Output all of the data below exactly as given.

## BEGIN Given data

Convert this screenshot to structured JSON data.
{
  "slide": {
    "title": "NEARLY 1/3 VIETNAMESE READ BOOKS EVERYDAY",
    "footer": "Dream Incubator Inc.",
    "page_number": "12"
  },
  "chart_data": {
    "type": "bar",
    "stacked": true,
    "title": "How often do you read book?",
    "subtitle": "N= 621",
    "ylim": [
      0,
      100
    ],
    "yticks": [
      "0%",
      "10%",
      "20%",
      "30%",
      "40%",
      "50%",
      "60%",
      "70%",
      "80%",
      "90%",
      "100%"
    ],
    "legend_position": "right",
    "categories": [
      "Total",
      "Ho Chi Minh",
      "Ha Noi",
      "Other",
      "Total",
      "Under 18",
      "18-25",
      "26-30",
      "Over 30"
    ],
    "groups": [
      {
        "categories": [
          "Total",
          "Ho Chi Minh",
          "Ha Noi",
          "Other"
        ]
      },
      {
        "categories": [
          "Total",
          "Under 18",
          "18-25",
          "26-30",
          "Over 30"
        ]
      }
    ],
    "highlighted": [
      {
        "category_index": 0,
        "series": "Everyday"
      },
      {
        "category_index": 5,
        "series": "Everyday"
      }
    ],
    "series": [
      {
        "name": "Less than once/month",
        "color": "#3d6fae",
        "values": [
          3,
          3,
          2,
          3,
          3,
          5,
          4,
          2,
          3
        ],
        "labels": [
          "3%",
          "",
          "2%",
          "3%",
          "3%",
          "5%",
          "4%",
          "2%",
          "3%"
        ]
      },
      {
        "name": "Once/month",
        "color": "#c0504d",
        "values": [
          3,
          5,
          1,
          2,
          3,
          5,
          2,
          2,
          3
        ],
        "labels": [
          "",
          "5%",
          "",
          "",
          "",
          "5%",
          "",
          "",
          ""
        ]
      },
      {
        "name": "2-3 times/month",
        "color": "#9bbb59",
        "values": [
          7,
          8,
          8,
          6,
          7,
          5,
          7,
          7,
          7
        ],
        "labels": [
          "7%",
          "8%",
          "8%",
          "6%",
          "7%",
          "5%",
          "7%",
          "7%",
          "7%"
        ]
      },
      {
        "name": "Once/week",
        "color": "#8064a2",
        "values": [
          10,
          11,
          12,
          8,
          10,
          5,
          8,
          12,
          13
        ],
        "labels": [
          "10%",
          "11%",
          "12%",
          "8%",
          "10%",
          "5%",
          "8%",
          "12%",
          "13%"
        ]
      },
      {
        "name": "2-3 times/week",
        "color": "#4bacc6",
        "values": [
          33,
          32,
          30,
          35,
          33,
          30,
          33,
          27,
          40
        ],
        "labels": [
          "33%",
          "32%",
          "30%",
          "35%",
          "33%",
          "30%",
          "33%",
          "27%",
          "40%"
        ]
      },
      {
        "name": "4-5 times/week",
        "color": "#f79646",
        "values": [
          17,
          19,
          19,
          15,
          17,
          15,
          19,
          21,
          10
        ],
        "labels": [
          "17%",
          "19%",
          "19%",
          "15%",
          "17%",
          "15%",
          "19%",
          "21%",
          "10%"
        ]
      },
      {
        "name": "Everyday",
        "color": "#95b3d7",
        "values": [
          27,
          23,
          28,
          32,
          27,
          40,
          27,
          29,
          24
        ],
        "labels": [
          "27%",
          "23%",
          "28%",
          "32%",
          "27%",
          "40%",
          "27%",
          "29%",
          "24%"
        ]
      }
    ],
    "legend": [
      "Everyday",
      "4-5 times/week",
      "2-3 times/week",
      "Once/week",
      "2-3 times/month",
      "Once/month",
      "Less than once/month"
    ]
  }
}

## END Given data

▶ [Reply to the task]:
Convert this screenshot to structured JSON data.
{
  "slide": {
    "title": "NEARLY 1/3 VIETNAMESE READ BOOKS EVERYDAY",
    "footer": "Dream Incubator Inc.",
    "page_number": "12"
  },
  "chart_data": {
    "type": "bar",
    "stacked": true,
    "title": "How often do you read book?",
    "subtitle": "N= 621",
    "ylim": [
      0,
      100
    ],
    "yticks": [
      "0%",
      "10%",
      "20%",
      "30%",
      "40%",
      "50%",
      "60%",
      "70%",
      "80%",
      "90%",
      "100%"
    ],
    "legend_position": "right",
    "categories": [
      "Total",
      "Ho Chi Minh",
      "Ha Noi",
      "Other",
      "Total",
      "Under 18",
      "18-25",
      "26-30",
      "Over 30"
    ],
    "groups": [
      {
        "categories": [
          "Total",
          "Ho Chi Minh",
          "Ha Noi",
          "Other"
        ]
      },
      {
        "categories": [
          "Total",
          "Under 18",
          "18-25",
          "26-30",
          "Over 30"
        ]
      }
    ],
    "highlighted": [
      {
        "category_index": 0,
        "series": "Everyday"
      },
      {
        "category_index": 5,
        "series": "Everyday"
      }
    ],
    "series": [
      {
        "name": "Less than once/month",
        "color": "#3d6fae",
        "values": [
          3,
          3,
          2,
          3,
          3,
          5,
          4,
          2,
          3
        ],
        "labels": [
          "3%",
          "",
          "2%",
          "3%",
          "3%",
          "5%",
          "4%",
          "2%",
          "3%"
        ]
      },
      {
        "name": "Once/month",
        "color": "#c0504d",
        "values": [
          3,
          5,
          1,
          2,
          3,
          5,
          2,
          2,
          3
        ],
        "labels": [
          "",
          "5%",
          "",
          "",
          "",
          "5%",
          "",
          "",
          ""
        ]
      },
      {
        "name": "2-3 times/month",
        "color": "#9bbb59",
        "values": [
          7,
          8,
          8,
          6,
          7,
          5,
          7,
          7,
          7
        ],
        "labels": [
          "7%",
          "8%",
          "8%",
          "6%",
          "7%",
          "5%",
          "7%",
          "7%",
          "7%"
        ]
      },
      {
        "name": "Once/week",
        "color": "#8064a2",
        "values": [
          10,
          11,
          12,
          8,
          10,
          5,
          8,
          12,
          13
        ],
        "labels": [
          "10%",
          "11%",
          "12%",
          "8%",
          "10%",
          "5%",
          "8%",
          "12%",
          "13%"
        ]
      },
      {
        "name": "2-3 times/week",
        "color": "#4bacc6",
        "values": [
          33,
          32,
          30,
          35,
          33,
          30,
          33,
          27,
          40
        ],
        "labels": [
          "33%",
          "32%",
          "30%",
          "35%",
          "33%",
          "30%",
          "33%",
          "27%",
          "40%"
        ]
      },
      {
        "name": "4-5 times/week",
        "color": "#f79646",
        "values": [
          17,
          19,
          19,
          15,
          17,
          15,
          19,
          21,
          10
        ],
        "labels": [
          "17%",
          "19%",
          "19%",
          "15%",
          "17%",
          "15%",
          "19%",
          "21%",
          "10%"
        ]
      },
      {
        "name": "Everyday",
        "color": "#95b3d7",
        "values": [
          27,
          23,
          28,
          32,
          27,
          40,
          27,
          29,
          24
        ],
        "labels": [
          "27%",
          "23%",
          "28%",
          "32%",
          "27%",
          "40%",
          "27%",
          "29%",
          "24%"
        ]
      }
    ],
    "legend": [
      "Everyday",
      "4-5 times/week",
      "2-3 times/week",
      "Once/week",
      "2-3 times/month",
      "Once/month",
      "Less than once/month"
    ]
  }
}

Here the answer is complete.